## DIRECTIONS
Using the review of Runciman's history of the Crusades, explain in one to three sentences why his assessment of the Crusading movement turned out somewhat harsh.

Steven Runciman at Cambridge in 1925, photographed by Cecil Beaton

Steven Runciman at Cambridge in 1925, photographed by Cecil Beaton

Sir Steven Runciman's three volume history has seen quite a bit of criticism in the last twenty-five years. However, it tells a hell of a good story, and you can learn something even if you disagree with Runciman's take.

A History of the Crusades
By Sir Steven Runciman
Cambridge University Press 1951-54
(Paperback 1990: ISBN 0 521 34770 X)
Volume I: The First Crusade and the Foundations of the Kingdom of Jerusalem (376 Pages)
Volume II: The Kingdom of Jerusalem and the Frankish East 1100-1187 (522 Pages)
Volume III: The Kingdom of Acre and the Later Crusades (528 Pages)


Sir Steven Runciman (1903-2000) was the Edwardian That Time Forgot. Perhaps the leading 20th-century authority on both the Crusades and on Byzantine civilization, he tells the tale of the former largely with an eye to vindicating the latter. The resulting assessment of the Crusading movement was thus somewhat harsh. The last sentence of this history runs: “High ideals were besmirched by cruelty and greed, enterprise and endurance by a blind and narrow self-righteousness; and the Holy War itself was nothing more than a long act of intolerance in the name of God, which is the sin against the Holy Ghost.” Gibbon, to whom Runciman was often compared, could not have coined a more telling anathema. What makes this a great history is that readers who do not accept that assessment will still find these volumes enjoyable and useful.

## SOURCE DATA

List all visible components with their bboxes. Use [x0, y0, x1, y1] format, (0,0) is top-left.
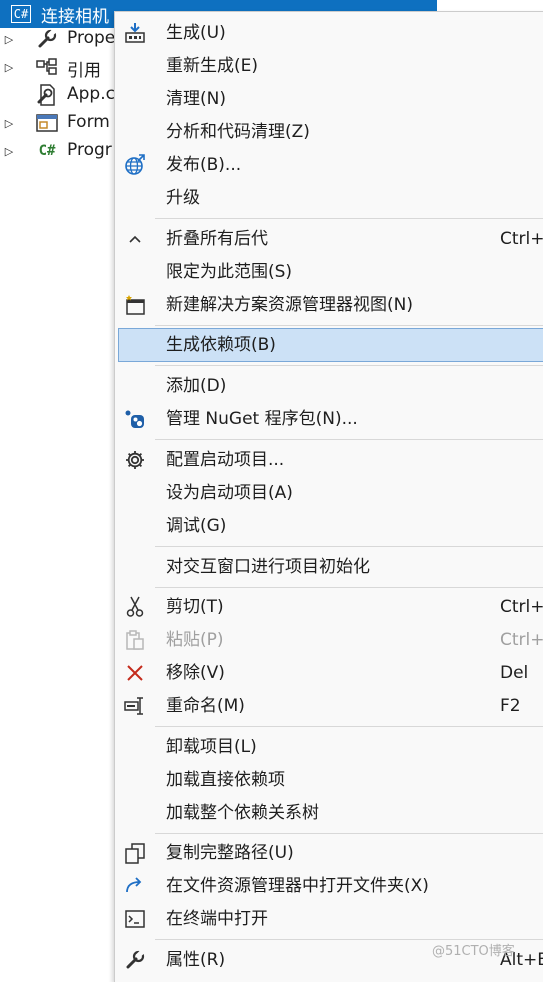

## RESPONSE FOR THIS EXERCISE
Runciman, an authority on both the Crusades and Byzantine civilization, told the story of the Crusades largely with an eye to vindicating Byzantine civilization. That aim is why his resulting assessment of the Crusading movement was somewhat harsh.